[Data records]
☆ ☆ ☆
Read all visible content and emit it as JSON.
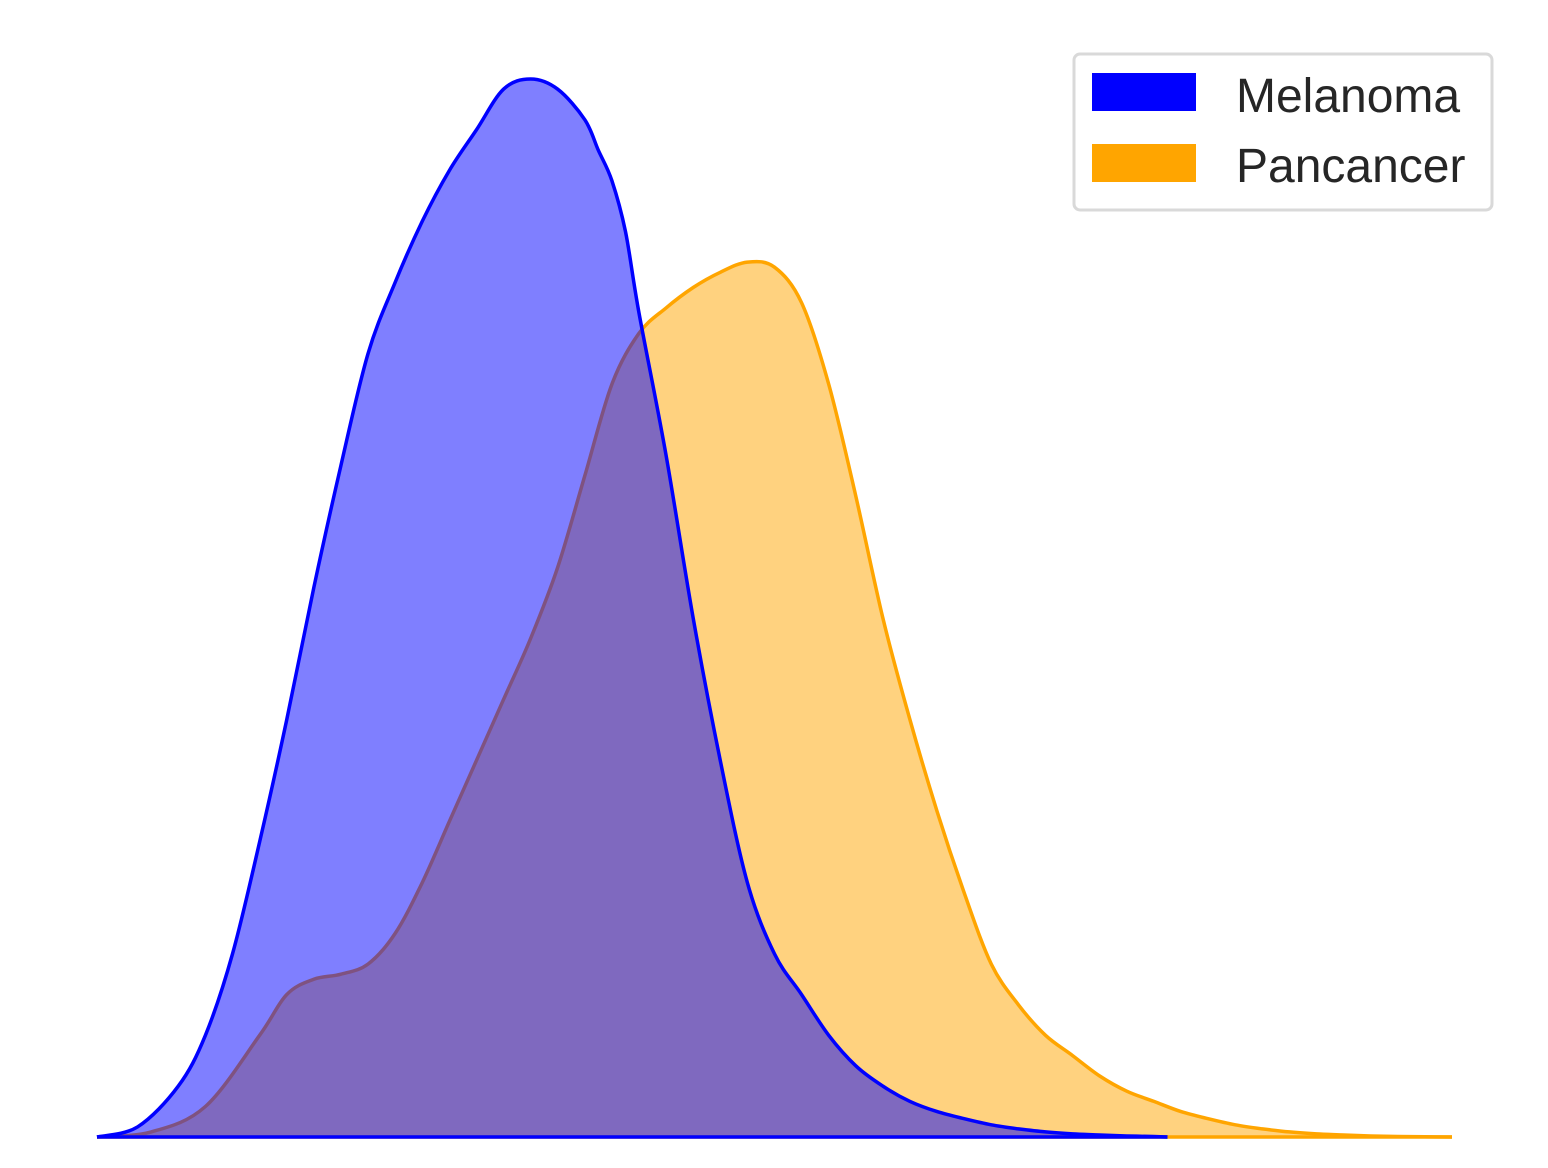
{
  "chart_data": {
    "type": "area",
    "title": "",
    "xlabel": "",
    "ylabel": "",
    "axes_visible": false,
    "grid": false,
    "legend_position": "top-right",
    "xlim": [
      0,
      1
    ],
    "ylim": [
      0,
      1.04
    ],
    "series": [
      {
        "name": "Melanoma",
        "color": "#0000ff",
        "fill_color": "#8080ff",
        "x": [
          0.0,
          0.03,
          0.06,
          0.08,
          0.1,
          0.12,
          0.14,
          0.16,
          0.18,
          0.2,
          0.22,
          0.24,
          0.26,
          0.28,
          0.3,
          0.32,
          0.34,
          0.36,
          0.37,
          0.38,
          0.39,
          0.4,
          0.42,
          0.44,
          0.46,
          0.48,
          0.5,
          0.52,
          0.54,
          0.56,
          0.58,
          0.6,
          0.62,
          0.64,
          0.66,
          0.68,
          0.7,
          0.72,
          0.74,
          0.76,
          0.78,
          0.79
        ],
        "y": [
          0.0,
          0.01,
          0.05,
          0.1,
          0.18,
          0.29,
          0.41,
          0.54,
          0.66,
          0.77,
          0.84,
          0.9,
          0.95,
          0.99,
          1.03,
          1.04,
          1.03,
          1.0,
          0.97,
          0.94,
          0.89,
          0.81,
          0.67,
          0.51,
          0.37,
          0.25,
          0.18,
          0.14,
          0.1,
          0.07,
          0.05,
          0.035,
          0.025,
          0.018,
          0.012,
          0.008,
          0.005,
          0.003,
          0.002,
          0.001,
          0.0005,
          0.0
        ]
      },
      {
        "name": "Pancancer",
        "color": "#ffa500",
        "fill_color": "#ffd27f",
        "x": [
          0.0,
          0.04,
          0.08,
          0.12,
          0.14,
          0.16,
          0.18,
          0.2,
          0.22,
          0.24,
          0.26,
          0.28,
          0.3,
          0.32,
          0.34,
          0.36,
          0.38,
          0.4,
          0.42,
          0.44,
          0.46,
          0.48,
          0.5,
          0.52,
          0.54,
          0.56,
          0.58,
          0.6,
          0.62,
          0.64,
          0.66,
          0.68,
          0.7,
          0.72,
          0.74,
          0.76,
          0.78,
          0.8,
          0.82,
          0.84,
          0.86,
          0.88,
          0.9,
          0.92,
          0.94,
          0.96,
          0.98,
          1.0
        ],
        "y": [
          0.0,
          0.005,
          0.03,
          0.1,
          0.14,
          0.155,
          0.16,
          0.17,
          0.2,
          0.25,
          0.31,
          0.37,
          0.43,
          0.49,
          0.56,
          0.65,
          0.74,
          0.79,
          0.815,
          0.835,
          0.85,
          0.86,
          0.855,
          0.82,
          0.74,
          0.63,
          0.51,
          0.41,
          0.32,
          0.24,
          0.17,
          0.13,
          0.1,
          0.08,
          0.06,
          0.045,
          0.035,
          0.025,
          0.018,
          0.012,
          0.008,
          0.005,
          0.003,
          0.002,
          0.001,
          0.0005,
          0.0002,
          0.0
        ]
      }
    ]
  }
}
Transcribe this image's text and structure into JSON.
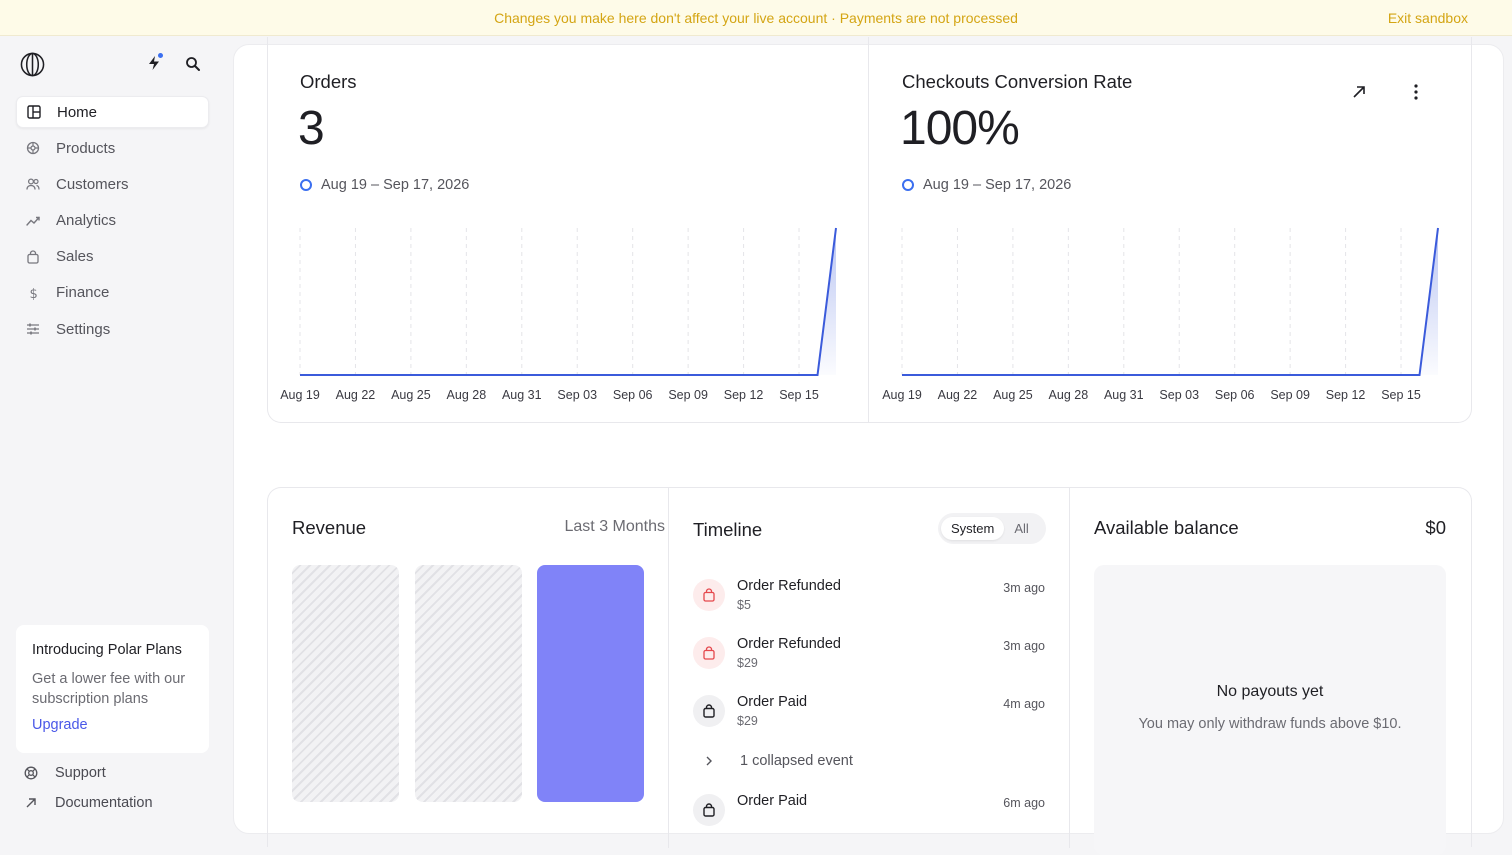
☆ ☆ ☆
Reproduce every entry word for word, but skip any pictures.

**TASK SOLUTION**
Read all visible content and emit it as JSON.
{
  "chart_data": {
    "type": "area",
    "title": "",
    "xlabel": "",
    "ylabel": "",
    "axes_visible": false,
    "grid": false,
    "legend_position": "top-right",
    "xlim": [
      0,
      1
    ],
    "ylim": [
      0,
      1.04
    ],
    "series": [
      {
        "name": "Melanoma",
        "color": "#0000ff",
        "fill_color": "#8080ff",
        "x": [
          0.0,
          0.03,
          0.06,
          0.08,
          0.1,
          0.12,
          0.14,
          0.16,
          0.18,
          0.2,
          0.22,
          0.24,
          0.26,
          0.28,
          0.3,
          0.32,
          0.34,
          0.36,
          0.37,
          0.38,
          0.39,
          0.4,
          0.42,
          0.44,
          0.46,
          0.48,
          0.5,
          0.52,
          0.54,
          0.56,
          0.58,
          0.6,
          0.62,
          0.64,
          0.66,
          0.68,
          0.7,
          0.72,
          0.74,
          0.76,
          0.78,
          0.79
        ],
        "y": [
          0.0,
          0.01,
          0.05,
          0.1,
          0.18,
          0.29,
          0.41,
          0.54,
          0.66,
          0.77,
          0.84,
          0.9,
          0.95,
          0.99,
          1.03,
          1.04,
          1.03,
          1.0,
          0.97,
          0.94,
          0.89,
          0.81,
          0.67,
          0.51,
          0.37,
          0.25,
          0.18,
          0.14,
          0.1,
          0.07,
          0.05,
          0.035,
          0.025,
          0.018,
          0.012,
          0.008,
          0.005,
          0.003,
          0.002,
          0.001,
          0.0005,
          0.0
        ]
      },
      {
        "name": "Pancancer",
        "color": "#ffa500",
        "fill_color": "#ffd27f",
        "x": [
          0.0,
          0.04,
          0.08,
          0.12,
          0.14,
          0.16,
          0.18,
          0.2,
          0.22,
          0.24,
          0.26,
          0.28,
          0.3,
          0.32,
          0.34,
          0.36,
          0.38,
          0.4,
          0.42,
          0.44,
          0.46,
          0.48,
          0.5,
          0.52,
          0.54,
          0.56,
          0.58,
          0.6,
          0.62,
          0.64,
          0.66,
          0.68,
          0.7,
          0.72,
          0.74,
          0.76,
          0.78,
          0.8,
          0.82,
          0.84,
          0.86,
          0.88,
          0.9,
          0.92,
          0.94,
          0.96,
          0.98,
          1.0
        ],
        "y": [
          0.0,
          0.005,
          0.03,
          0.1,
          0.14,
          0.155,
          0.16,
          0.17,
          0.2,
          0.25,
          0.31,
          0.37,
          0.43,
          0.49,
          0.56,
          0.65,
          0.74,
          0.79,
          0.815,
          0.835,
          0.85,
          0.86,
          0.855,
          0.82,
          0.74,
          0.63,
          0.51,
          0.41,
          0.32,
          0.24,
          0.17,
          0.13,
          0.1,
          0.08,
          0.06,
          0.045,
          0.035,
          0.025,
          0.018,
          0.012,
          0.008,
          0.005,
          0.003,
          0.002,
          0.001,
          0.0005,
          0.0002,
          0.0
        ]
      }
    ]
  }
}
Transcribe this image's text and structure into JSON.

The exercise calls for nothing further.